START SUPPLIED MATERIAL

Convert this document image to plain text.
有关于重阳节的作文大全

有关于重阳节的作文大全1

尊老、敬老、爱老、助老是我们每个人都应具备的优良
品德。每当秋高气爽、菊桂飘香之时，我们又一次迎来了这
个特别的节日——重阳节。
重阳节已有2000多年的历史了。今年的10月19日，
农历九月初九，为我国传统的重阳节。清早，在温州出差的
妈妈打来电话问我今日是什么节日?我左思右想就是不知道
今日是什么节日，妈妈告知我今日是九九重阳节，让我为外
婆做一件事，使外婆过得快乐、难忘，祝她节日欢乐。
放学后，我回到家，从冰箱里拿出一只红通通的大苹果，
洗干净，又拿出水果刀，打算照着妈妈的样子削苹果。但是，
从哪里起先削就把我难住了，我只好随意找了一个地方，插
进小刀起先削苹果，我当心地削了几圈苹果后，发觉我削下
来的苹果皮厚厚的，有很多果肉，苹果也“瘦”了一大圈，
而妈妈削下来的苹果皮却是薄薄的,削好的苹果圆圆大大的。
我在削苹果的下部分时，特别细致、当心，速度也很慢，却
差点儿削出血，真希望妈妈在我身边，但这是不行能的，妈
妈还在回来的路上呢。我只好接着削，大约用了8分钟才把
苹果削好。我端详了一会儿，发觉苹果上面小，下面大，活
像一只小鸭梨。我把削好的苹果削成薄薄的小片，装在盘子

END SUPPLIED MATERIAL

- TO DO
Please output the entries above, every line exactly as it reads.

- ANSWER FOR THIS EXERCISE
Convert this document image to plain text.
有关于重阳节的作文大全

有关于重阳节的作文大全1

尊老、敬老、爱老、助老是我们每个人都应具备的优良
品德。每当秋高气爽、菊桂飘香之时，我们又一次迎来了这
个特别的节日——重阳节。
重阳节已有2000多年的历史了。今年的10月19日，
农历九月初九，为我国传统的重阳节。清早，在温州出差的
妈妈打来电话问我今日是什么节日?我左思右想就是不知道
今日是什么节日，妈妈告知我今日是九九重阳节，让我为外
婆做一件事，使外婆过得快乐、难忘，祝她节日欢乐。
放学后，我回到家，从冰箱里拿出一只红通通的大苹果，
洗干净，又拿出水果刀，打算照着妈妈的样子削苹果。但是，
从哪里起先削就把我难住了，我只好随意找了一个地方，插
进小刀起先削苹果，我当心地削了几圈苹果后，发觉我削下
来的苹果皮厚厚的，有很多果肉，苹果也“瘦”了一大圈，
而妈妈削下来的苹果皮却是薄薄的,削好的苹果圆圆大大的。
我在削苹果的下部分时，特别细致、当心，速度也很慢，却
差点儿削出血，真希望妈妈在我身边，但这是不行能的，妈
妈还在回来的路上呢。我只好接着削，大约用了8分钟才把
苹果削好。我端详了一会儿，发觉苹果上面小，下面大，活
像一只小鸭梨。我把削好的苹果削成薄薄的小片，装在盘子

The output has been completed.